----- STORED RECORDS -----
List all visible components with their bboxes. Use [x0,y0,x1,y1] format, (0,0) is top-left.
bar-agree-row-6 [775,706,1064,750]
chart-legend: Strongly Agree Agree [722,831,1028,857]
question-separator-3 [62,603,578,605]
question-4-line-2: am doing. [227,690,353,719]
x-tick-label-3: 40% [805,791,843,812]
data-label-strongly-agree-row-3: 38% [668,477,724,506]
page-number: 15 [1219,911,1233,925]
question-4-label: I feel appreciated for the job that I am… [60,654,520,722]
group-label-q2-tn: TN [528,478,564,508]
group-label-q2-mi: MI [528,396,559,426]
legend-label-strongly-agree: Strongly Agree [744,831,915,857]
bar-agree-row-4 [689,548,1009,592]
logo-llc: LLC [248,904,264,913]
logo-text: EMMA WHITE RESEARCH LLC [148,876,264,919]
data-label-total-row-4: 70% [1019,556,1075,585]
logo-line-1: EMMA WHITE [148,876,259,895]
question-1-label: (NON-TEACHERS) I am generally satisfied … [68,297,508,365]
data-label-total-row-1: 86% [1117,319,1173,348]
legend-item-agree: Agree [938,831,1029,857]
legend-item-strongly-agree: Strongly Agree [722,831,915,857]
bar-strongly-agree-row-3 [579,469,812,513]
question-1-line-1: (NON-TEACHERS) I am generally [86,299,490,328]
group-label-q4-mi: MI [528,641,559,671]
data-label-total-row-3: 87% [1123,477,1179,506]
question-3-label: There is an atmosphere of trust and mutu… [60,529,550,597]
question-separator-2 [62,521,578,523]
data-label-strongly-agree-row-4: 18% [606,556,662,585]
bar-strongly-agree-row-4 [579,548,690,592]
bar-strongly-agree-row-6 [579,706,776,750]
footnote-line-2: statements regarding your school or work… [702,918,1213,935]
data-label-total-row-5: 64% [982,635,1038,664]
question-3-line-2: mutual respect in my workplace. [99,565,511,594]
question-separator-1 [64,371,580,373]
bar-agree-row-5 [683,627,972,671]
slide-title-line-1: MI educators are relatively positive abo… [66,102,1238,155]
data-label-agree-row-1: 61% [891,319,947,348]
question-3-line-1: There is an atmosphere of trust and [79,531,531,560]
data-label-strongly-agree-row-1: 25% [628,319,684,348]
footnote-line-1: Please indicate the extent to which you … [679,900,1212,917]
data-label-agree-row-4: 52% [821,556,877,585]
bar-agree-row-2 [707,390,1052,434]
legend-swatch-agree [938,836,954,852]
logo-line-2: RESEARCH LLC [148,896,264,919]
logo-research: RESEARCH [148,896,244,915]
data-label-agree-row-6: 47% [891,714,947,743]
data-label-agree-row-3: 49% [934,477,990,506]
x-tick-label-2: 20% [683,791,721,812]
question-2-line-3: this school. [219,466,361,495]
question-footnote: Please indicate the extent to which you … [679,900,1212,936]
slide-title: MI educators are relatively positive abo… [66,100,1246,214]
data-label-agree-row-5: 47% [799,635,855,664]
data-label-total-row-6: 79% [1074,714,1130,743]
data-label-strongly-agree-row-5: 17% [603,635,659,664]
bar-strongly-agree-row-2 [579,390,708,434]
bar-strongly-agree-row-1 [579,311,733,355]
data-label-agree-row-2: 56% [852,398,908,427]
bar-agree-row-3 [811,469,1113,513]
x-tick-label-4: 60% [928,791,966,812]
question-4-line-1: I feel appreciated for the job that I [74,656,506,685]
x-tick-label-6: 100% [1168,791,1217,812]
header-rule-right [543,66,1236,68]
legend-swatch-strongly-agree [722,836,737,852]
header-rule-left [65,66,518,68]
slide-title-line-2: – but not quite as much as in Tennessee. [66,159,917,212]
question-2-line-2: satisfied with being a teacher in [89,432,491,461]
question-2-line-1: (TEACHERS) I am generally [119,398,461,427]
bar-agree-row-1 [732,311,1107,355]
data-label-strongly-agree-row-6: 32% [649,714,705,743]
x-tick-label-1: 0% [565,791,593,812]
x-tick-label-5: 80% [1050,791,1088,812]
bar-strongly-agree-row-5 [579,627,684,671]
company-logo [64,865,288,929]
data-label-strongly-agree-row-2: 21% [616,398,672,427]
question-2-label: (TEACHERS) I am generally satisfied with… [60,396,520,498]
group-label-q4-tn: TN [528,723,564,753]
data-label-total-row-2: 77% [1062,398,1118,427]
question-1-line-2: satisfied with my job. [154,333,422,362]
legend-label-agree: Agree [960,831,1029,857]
-----
GOAL: Please rewrite all the entries above with each "question-separator" changed to "divider" and everything else left as it is.

REPLY TO THE EXERCISE:
List all visible components with their bboxes. Use [x0,y0,x1,y1] format, (0,0) is top-left.
bar-agree-row-6 [775,706,1064,750]
chart-legend: Strongly Agree Agree [722,831,1028,857]
divider-3 [62,603,578,605]
question-4-line-2: am doing. [227,690,353,719]
x-tick-label-3: 40% [805,791,843,812]
data-label-strongly-agree-row-3: 38% [668,477,724,506]
page-number: 15 [1219,911,1233,925]
question-4-label: I feel appreciated for the job that I am… [60,654,520,722]
group-label-q2-tn: TN [528,478,564,508]
group-label-q2-mi: MI [528,396,559,426]
legend-label-strongly-agree: Strongly Agree [744,831,915,857]
bar-agree-row-4 [689,548,1009,592]
logo-llc: LLC [248,904,264,913]
logo-text: EMMA WHITE RESEARCH LLC [148,876,264,919]
data-label-total-row-4: 70% [1019,556,1075,585]
logo-line-1: EMMA WHITE [148,876,259,895]
question-1-label: (NON-TEACHERS) I am generally satisfied … [68,297,508,365]
data-label-total-row-1: 86% [1117,319,1173,348]
legend-item-agree: Agree [938,831,1029,857]
legend-item-strongly-agree: Strongly Agree [722,831,915,857]
bar-strongly-agree-row-3 [579,469,812,513]
question-1-line-1: (NON-TEACHERS) I am generally [86,299,490,328]
group-label-q4-mi: MI [528,641,559,671]
data-label-total-row-3: 87% [1123,477,1179,506]
question-3-label: There is an atmosphere of trust and mutu… [60,529,550,597]
divider-2 [62,521,578,523]
data-label-strongly-agree-row-4: 18% [606,556,662,585]
bar-strongly-agree-row-4 [579,548,690,592]
bar-strongly-agree-row-6 [579,706,776,750]
footnote-line-2: statements regarding your school or work… [702,918,1213,935]
data-label-total-row-5: 64% [982,635,1038,664]
question-3-line-2: mutual respect in my workplace. [99,565,511,594]
divider-1 [64,371,580,373]
bar-agree-row-5 [683,627,972,671]
slide-title-line-1: MI educators are relatively positive abo… [66,102,1238,155]
data-label-agree-row-1: 61% [891,319,947,348]
question-3-line-1: There is an atmosphere of trust and [79,531,531,560]
data-label-strongly-agree-row-1: 25% [628,319,684,348]
footnote-line-1: Please indicate the extent to which you … [679,900,1212,917]
data-label-agree-row-4: 52% [821,556,877,585]
bar-agree-row-2 [707,390,1052,434]
legend-swatch-agree [938,836,954,852]
logo-line-2: RESEARCH LLC [148,896,264,919]
logo-research: RESEARCH [148,896,244,915]
data-label-agree-row-6: 47% [891,714,947,743]
data-label-agree-row-3: 49% [934,477,990,506]
x-tick-label-2: 20% [683,791,721,812]
question-2-line-3: this school. [219,466,361,495]
question-footnote: Please indicate the extent to which you … [679,900,1212,936]
slide-title: MI educators are relatively positive abo… [66,100,1246,214]
data-label-agree-row-5: 47% [799,635,855,664]
data-label-total-row-6: 79% [1074,714,1130,743]
data-label-strongly-agree-row-5: 17% [603,635,659,664]
bar-strongly-agree-row-2 [579,390,708,434]
bar-strongly-agree-row-1 [579,311,733,355]
data-label-agree-row-2: 56% [852,398,908,427]
bar-agree-row-3 [811,469,1113,513]
x-tick-label-4: 60% [928,791,966,812]
question-4-line-1: I feel appreciated for the job that I [74,656,506,685]
x-tick-label-6: 100% [1168,791,1217,812]
header-rule-right [543,66,1236,68]
legend-swatch-strongly-agree [722,836,737,852]
header-rule-left [65,66,518,68]
slide-title-line-2: – but not quite as much as in Tennessee. [66,159,917,212]
question-2-line-2: satisfied with being a teacher in [89,432,491,461]
question-2-line-1: (TEACHERS) I am generally [119,398,461,427]
bar-agree-row-1 [732,311,1107,355]
data-label-strongly-agree-row-6: 32% [649,714,705,743]
x-tick-label-1: 0% [565,791,593,812]
x-tick-label-5: 80% [1050,791,1088,812]
bar-strongly-agree-row-5 [579,627,684,671]
company-logo [64,865,288,929]
data-label-strongly-agree-row-2: 21% [616,398,672,427]
question-2-label: (TEACHERS) I am generally satisfied with… [60,396,520,498]
group-label-q4-tn: TN [528,723,564,753]
data-label-total-row-2: 77% [1062,398,1118,427]
question-1-line-2: satisfied with my job. [154,333,422,362]
legend-label-agree: Agree [960,831,1029,857]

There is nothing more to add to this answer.